◆ **DATA PROVIDED**
****
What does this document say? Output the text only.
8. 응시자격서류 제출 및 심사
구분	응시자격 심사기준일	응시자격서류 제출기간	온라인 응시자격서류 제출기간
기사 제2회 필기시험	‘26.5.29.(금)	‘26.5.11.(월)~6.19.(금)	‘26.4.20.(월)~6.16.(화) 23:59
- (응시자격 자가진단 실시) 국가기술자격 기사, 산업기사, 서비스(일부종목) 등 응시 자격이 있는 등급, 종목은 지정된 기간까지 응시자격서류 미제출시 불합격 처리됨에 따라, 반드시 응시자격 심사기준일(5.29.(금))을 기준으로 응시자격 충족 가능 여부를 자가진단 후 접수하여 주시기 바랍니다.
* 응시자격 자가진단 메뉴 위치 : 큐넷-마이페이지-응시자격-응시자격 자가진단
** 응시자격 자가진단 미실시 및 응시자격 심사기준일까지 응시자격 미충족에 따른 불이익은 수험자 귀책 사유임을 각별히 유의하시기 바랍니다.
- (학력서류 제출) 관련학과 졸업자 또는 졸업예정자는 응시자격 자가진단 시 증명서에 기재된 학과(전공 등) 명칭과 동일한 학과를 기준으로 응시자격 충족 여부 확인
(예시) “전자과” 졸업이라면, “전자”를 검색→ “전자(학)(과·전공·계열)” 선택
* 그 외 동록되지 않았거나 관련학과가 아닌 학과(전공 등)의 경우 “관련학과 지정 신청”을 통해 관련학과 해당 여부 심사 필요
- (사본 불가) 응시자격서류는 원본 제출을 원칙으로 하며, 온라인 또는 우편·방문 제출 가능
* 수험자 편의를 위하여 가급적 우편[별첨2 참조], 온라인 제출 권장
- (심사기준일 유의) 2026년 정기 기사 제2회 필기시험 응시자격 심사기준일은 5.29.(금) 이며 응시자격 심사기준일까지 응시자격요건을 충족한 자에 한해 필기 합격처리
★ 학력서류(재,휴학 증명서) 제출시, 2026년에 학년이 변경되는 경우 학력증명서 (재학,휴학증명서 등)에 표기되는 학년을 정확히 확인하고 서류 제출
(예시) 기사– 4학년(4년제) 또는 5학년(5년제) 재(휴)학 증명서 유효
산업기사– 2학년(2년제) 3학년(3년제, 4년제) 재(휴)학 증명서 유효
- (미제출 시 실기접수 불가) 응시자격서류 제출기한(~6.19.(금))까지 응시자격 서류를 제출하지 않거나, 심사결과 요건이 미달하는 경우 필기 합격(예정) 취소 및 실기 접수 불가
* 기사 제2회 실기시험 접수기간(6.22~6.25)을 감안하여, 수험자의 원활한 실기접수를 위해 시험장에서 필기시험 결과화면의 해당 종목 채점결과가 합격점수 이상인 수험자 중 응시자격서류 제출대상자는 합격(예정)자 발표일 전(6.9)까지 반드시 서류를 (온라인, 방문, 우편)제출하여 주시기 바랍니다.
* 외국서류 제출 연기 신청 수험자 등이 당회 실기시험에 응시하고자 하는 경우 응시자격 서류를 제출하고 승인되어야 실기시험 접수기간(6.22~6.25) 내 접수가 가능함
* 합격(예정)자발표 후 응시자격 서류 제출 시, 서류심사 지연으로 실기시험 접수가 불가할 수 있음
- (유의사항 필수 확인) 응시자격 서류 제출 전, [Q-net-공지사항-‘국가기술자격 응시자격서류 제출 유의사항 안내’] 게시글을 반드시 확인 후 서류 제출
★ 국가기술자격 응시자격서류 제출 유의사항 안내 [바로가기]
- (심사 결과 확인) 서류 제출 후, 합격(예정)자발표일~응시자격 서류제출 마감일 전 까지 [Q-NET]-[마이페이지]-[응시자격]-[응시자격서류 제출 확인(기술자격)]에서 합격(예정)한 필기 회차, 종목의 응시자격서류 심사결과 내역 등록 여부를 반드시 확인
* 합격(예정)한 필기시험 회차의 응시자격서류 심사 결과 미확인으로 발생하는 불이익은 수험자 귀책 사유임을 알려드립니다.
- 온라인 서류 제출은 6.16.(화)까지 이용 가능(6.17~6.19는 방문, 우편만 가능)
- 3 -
****
◆ **YOUR TASK**
Gather and return every line that holds the string "사유임을".

◆ **RESULT BELOW**
** 응시자격 자가진단 미실시 및 응시자격 심사기준일까지 응시자격 미충족에 따른 불이익은 수험자 귀책 사유임을 각별히 유의하시기 바랍니다.
* 합격(예정)한 필기시험 회차의 응시자격서류 심사 결과 미확인으로 발생하는 불이익은 수험자 귀책 사유임을 알려드립니다.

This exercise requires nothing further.